Records from a data source
_ _ _ _
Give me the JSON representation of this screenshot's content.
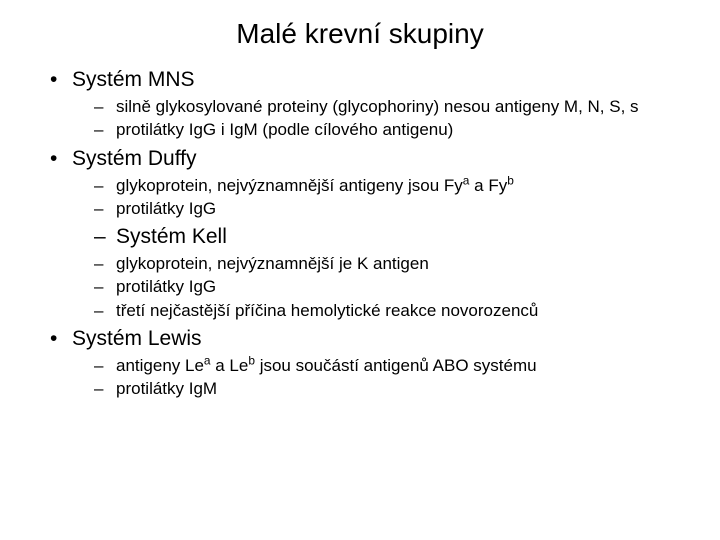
{
  "title": "Malé krevní skupiny",
  "sections": {
    "mns": {
      "heading": "Systém MNS",
      "items": [
        "silně glykosylované proteiny (glycophoriny) nesou antigeny M, N, S, s",
        "protilátky IgG i IgM (podle cílového antigenu)"
      ]
    },
    "duffy": {
      "heading": "Systém Duffy",
      "item1_pre": "glykoprotein, nejvýznamnější antigeny jsou Fy",
      "item1_sup1": "a",
      "item1_mid": " a Fy",
      "item1_sup2": "b",
      "item2": "protilátky IgG"
    },
    "kell": {
      "heading": "Systém Kell",
      "items": [
        "glykoprotein, nejvýznamnější je K antigen",
        "protilátky IgG",
        "třetí nejčastější příčina hemolytické reakce novorozenců"
      ]
    },
    "lewis": {
      "heading": "Systém Lewis",
      "item1_pre": "antigeny Le",
      "item1_sup1": "a",
      "item1_mid": " a Le",
      "item1_sup2": "b",
      "item1_post": " jsou součástí antigenů ABO systému",
      "item2": "protilátky IgM"
    }
  },
  "style": {
    "background_color": "#ffffff",
    "text_color": "#000000",
    "title_fontsize": 28,
    "bullet1_fontsize": 21,
    "bullet2_fontsize": 17,
    "font_family": "Arial"
  }
}
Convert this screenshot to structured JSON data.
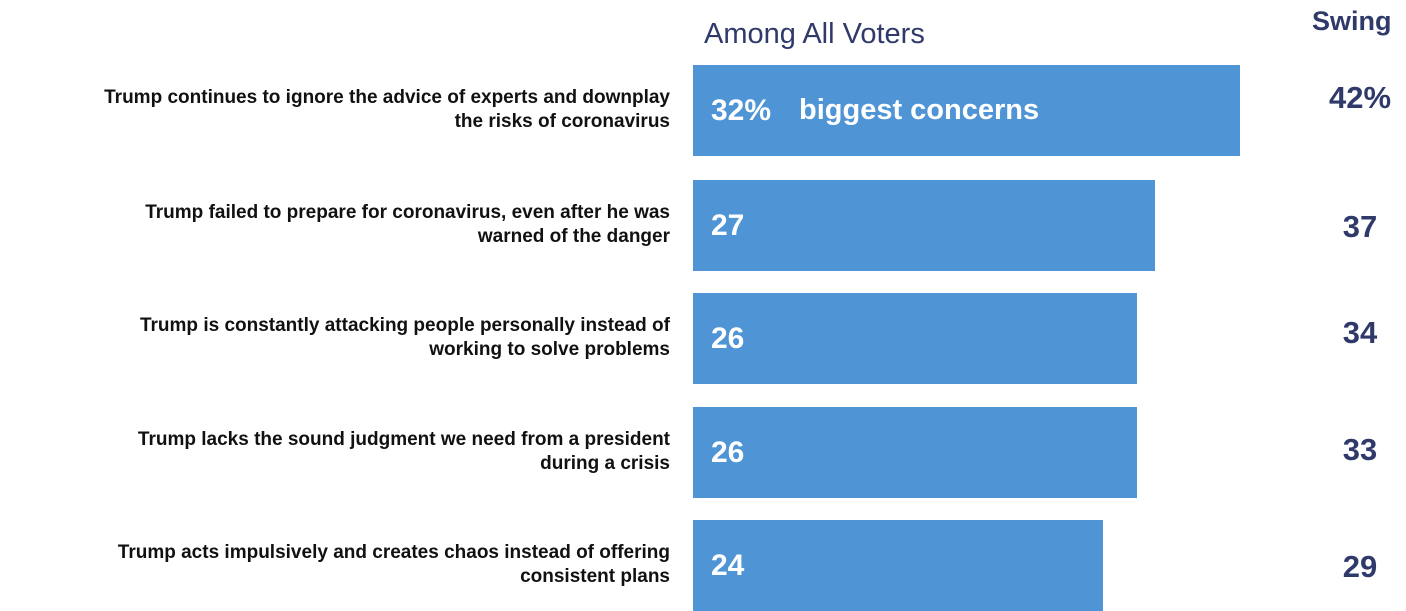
{
  "chart_data": {
    "type": "bar",
    "orientation": "horizontal",
    "column_headers": {
      "all_voters": "Among All Voters",
      "swing": "Swing"
    },
    "categories": [
      [
        "Trump continues to ignore the advice of experts and downplay",
        "the risks of coronavirus"
      ],
      [
        "Trump failed to prepare for coronavirus, even after he was",
        "warned of the danger"
      ],
      [
        "Trump is constantly attacking people personally instead of",
        "working to solve problems"
      ],
      [
        "Trump lacks the sound judgment we need from a president",
        "during a crisis"
      ],
      [
        "Trump acts impulsively and creates chaos instead of offering",
        "consistent plans"
      ]
    ],
    "series": [
      {
        "values": [
          32,
          27,
          26,
          26,
          24
        ]
      },
      {
        "values": [
          42,
          37,
          34,
          33,
          29
        ]
      }
    ],
    "value_labels": {
      "all_voters": [
        "32%",
        "27",
        "26",
        "26",
        "24"
      ],
      "swing": [
        "42%",
        "37",
        "34",
        "33",
        "29"
      ]
    },
    "annotations": [
      {
        "row": 0,
        "text": "biggest concerns"
      }
    ],
    "bar_color": "#4f95d6",
    "header_color": "#2f3a6b"
  }
}
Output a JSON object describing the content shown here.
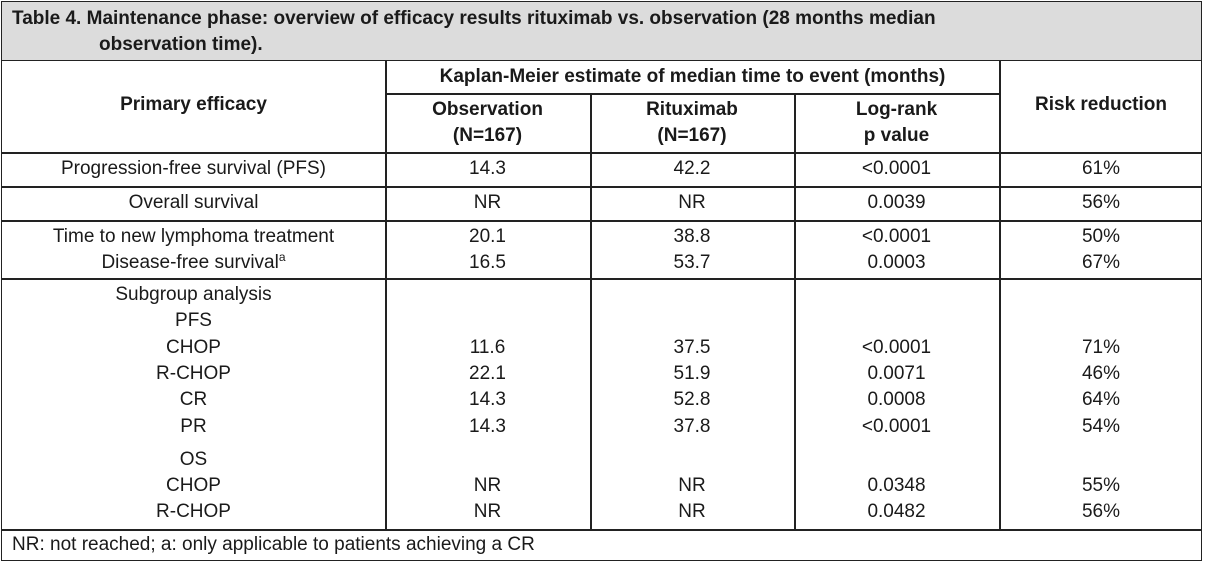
_ _ _ _
> Prompt:
Give every entry back unchanged, with no pictures.

> The completed task:
Give me the JSON representation of this screenshot's content.
{
  "title": "Malé krevní skupiny",
  "sections": {
    "mns": {
      "heading": "Systém MNS",
      "items": [
        "silně glykosylované proteiny (glycophoriny) nesou antigeny M, N, S, s",
        "protilátky IgG i IgM (podle cílového antigenu)"
      ]
    },
    "duffy": {
      "heading": "Systém Duffy",
      "item1_pre": "glykoprotein, nejvýznamnější antigeny jsou Fy",
      "item1_sup1": "a",
      "item1_mid": " a Fy",
      "item1_sup2": "b",
      "item2": "protilátky IgG"
    },
    "kell": {
      "heading": "Systém Kell",
      "items": [
        "glykoprotein, nejvýznamnější je K antigen",
        "protilátky IgG",
        "třetí nejčastější příčina hemolytické reakce novorozenců"
      ]
    },
    "lewis": {
      "heading": "Systém Lewis",
      "item1_pre": "antigeny Le",
      "item1_sup1": "a",
      "item1_mid": " a Le",
      "item1_sup2": "b",
      "item1_post": " jsou součástí antigenů ABO systému",
      "item2": "protilátky IgM"
    }
  },
  "style": {
    "background_color": "#ffffff",
    "text_color": "#000000",
    "title_fontsize": 28,
    "bullet1_fontsize": 21,
    "bullet2_fontsize": 17,
    "font_family": "Arial"
  }
}
Convert this screenshot to structured JSON data.
{
  "chart_data": {
    "type": "bar",
    "orientation": "horizontal",
    "column_headers": {
      "all_voters": "Among All Voters",
      "swing": "Swing"
    },
    "categories": [
      [
        "Trump continues to ignore the advice of experts and downplay",
        "the risks of coronavirus"
      ],
      [
        "Trump failed to prepare for coronavirus, even after he was",
        "warned of the danger"
      ],
      [
        "Trump is constantly attacking people personally instead of",
        "working to solve problems"
      ],
      [
        "Trump lacks the sound judgment we need from a president",
        "during a crisis"
      ],
      [
        "Trump acts impulsively and creates chaos instead of offering",
        "consistent plans"
      ]
    ],
    "series": [
      {
        "values": [
          32,
          27,
          26,
          26,
          24
        ]
      },
      {
        "values": [
          42,
          37,
          34,
          33,
          29
        ]
      }
    ],
    "value_labels": {
      "all_voters": [
        "32%",
        "27",
        "26",
        "26",
        "24"
      ],
      "swing": [
        "42%",
        "37",
        "34",
        "33",
        "29"
      ]
    },
    "annotations": [
      {
        "row": 0,
        "text": "biggest concerns"
      }
    ],
    "bar_color": "#4f95d6",
    "header_color": "#2f3a6b"
  }
}
Output a JSON object describing the content shown here.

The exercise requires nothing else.